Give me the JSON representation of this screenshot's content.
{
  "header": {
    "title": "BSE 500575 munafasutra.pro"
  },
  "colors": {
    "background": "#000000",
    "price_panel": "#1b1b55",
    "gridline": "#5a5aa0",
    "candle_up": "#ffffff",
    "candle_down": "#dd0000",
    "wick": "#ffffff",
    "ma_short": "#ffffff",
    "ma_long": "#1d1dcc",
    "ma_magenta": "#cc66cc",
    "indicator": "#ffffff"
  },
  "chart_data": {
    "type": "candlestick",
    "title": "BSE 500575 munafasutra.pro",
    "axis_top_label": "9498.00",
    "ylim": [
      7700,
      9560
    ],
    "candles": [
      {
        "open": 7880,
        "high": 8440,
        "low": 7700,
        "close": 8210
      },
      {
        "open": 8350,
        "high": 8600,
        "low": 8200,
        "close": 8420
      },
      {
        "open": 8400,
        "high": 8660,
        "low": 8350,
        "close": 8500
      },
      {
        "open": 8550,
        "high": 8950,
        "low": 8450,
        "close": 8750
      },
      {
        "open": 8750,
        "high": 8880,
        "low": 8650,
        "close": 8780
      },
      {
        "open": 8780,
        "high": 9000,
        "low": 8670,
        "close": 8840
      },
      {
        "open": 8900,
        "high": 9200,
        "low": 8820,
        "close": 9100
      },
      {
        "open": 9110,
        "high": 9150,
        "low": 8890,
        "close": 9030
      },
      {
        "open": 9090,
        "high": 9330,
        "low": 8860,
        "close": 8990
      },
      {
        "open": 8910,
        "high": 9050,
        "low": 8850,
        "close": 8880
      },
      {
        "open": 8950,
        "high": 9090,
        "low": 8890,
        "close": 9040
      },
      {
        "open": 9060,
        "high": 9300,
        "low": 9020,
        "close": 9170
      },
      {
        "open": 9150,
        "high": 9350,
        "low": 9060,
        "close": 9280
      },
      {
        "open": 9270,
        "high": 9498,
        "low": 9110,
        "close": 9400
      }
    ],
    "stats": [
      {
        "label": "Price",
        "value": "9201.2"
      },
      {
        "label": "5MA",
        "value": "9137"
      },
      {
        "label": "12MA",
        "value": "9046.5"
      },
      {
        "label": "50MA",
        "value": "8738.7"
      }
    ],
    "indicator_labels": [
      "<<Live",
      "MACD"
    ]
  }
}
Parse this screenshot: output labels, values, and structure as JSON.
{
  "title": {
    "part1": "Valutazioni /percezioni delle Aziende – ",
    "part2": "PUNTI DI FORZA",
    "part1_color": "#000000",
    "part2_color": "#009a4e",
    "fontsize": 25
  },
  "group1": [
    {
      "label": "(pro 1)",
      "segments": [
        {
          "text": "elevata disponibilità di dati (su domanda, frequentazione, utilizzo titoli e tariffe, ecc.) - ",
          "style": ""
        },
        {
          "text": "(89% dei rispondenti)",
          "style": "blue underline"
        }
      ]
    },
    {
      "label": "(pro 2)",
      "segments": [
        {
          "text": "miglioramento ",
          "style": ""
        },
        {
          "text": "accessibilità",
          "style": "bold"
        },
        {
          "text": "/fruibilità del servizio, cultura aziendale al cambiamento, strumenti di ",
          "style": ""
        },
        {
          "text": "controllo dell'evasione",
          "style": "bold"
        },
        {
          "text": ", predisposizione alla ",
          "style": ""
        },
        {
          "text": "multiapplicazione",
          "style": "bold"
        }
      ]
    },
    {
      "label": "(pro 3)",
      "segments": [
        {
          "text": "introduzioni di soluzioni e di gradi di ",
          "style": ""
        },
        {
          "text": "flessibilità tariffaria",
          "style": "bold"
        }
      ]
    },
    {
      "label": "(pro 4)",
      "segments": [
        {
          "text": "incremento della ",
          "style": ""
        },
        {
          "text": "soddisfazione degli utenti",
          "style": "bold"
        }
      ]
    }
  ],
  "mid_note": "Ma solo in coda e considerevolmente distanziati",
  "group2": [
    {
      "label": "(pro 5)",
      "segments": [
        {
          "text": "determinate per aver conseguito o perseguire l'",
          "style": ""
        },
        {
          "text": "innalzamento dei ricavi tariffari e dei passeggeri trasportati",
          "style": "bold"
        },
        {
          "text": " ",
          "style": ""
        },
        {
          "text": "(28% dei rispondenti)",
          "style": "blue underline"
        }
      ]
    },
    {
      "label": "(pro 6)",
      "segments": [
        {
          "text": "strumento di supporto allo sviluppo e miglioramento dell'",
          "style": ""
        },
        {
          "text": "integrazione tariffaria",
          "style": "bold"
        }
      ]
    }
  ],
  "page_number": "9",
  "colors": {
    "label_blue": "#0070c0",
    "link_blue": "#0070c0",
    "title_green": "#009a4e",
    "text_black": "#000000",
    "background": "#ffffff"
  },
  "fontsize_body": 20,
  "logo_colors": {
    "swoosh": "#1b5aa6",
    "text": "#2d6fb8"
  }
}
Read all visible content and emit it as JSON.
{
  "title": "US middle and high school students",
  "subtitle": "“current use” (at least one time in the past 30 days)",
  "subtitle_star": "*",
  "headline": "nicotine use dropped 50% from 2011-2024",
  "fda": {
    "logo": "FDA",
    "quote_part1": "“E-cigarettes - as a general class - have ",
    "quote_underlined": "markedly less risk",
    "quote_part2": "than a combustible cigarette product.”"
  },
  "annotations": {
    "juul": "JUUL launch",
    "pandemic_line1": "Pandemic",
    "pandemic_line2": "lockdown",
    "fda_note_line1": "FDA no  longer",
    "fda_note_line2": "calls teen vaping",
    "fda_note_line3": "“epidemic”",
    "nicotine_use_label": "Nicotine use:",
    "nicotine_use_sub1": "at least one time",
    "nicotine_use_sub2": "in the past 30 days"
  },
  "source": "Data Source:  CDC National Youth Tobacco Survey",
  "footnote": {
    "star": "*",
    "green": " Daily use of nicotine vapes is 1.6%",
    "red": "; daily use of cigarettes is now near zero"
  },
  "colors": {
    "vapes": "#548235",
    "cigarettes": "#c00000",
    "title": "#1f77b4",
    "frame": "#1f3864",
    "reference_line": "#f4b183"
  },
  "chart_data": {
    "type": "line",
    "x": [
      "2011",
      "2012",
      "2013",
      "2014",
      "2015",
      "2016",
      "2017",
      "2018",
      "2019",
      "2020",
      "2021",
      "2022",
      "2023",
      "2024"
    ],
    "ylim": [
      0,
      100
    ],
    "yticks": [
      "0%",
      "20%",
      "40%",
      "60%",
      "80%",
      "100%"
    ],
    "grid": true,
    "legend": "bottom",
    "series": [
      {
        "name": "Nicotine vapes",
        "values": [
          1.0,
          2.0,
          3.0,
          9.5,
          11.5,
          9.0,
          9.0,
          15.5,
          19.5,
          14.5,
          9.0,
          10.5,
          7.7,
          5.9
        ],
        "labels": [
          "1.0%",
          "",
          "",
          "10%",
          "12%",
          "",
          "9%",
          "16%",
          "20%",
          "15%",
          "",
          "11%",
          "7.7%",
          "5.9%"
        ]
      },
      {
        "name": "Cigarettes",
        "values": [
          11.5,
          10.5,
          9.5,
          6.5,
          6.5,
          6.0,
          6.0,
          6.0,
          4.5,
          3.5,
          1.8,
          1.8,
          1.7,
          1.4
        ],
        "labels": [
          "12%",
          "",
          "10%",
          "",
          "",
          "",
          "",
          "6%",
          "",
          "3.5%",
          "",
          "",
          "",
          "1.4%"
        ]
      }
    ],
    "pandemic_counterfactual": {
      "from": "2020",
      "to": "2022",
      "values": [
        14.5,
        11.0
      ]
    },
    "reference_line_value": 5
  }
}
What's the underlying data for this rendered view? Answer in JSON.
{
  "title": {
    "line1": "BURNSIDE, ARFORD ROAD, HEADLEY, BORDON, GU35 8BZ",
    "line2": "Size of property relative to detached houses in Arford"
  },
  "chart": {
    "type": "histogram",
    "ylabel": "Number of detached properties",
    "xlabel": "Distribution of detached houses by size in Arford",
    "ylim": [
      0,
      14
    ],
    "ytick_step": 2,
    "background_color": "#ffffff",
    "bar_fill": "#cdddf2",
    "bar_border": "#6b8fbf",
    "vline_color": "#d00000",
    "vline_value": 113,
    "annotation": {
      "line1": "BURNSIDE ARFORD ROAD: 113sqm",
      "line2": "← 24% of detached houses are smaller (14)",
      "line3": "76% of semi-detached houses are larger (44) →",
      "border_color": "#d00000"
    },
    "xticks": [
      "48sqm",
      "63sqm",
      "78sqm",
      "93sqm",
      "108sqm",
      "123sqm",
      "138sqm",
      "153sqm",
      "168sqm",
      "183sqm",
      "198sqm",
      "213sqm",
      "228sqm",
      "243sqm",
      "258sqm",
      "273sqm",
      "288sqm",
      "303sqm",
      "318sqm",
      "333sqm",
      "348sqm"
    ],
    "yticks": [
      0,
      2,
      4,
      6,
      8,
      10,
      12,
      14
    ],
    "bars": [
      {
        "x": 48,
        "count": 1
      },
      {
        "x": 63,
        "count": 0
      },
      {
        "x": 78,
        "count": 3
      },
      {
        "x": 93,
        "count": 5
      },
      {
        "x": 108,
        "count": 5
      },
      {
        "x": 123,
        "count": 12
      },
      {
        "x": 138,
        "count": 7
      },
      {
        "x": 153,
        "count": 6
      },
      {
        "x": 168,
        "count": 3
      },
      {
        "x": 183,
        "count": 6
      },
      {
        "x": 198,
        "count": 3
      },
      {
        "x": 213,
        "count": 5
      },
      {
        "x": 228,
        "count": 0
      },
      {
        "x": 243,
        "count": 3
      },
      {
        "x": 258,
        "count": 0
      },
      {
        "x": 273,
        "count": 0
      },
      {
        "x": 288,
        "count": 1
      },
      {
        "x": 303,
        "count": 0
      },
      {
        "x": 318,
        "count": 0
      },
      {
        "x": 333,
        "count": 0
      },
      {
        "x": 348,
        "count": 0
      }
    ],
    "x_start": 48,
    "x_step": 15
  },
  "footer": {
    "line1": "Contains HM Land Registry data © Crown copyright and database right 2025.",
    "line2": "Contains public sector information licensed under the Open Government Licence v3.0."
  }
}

******************************

- Written request: Reply with nothing except the number of lines in the listing above that include "detached".

- Written solution: 5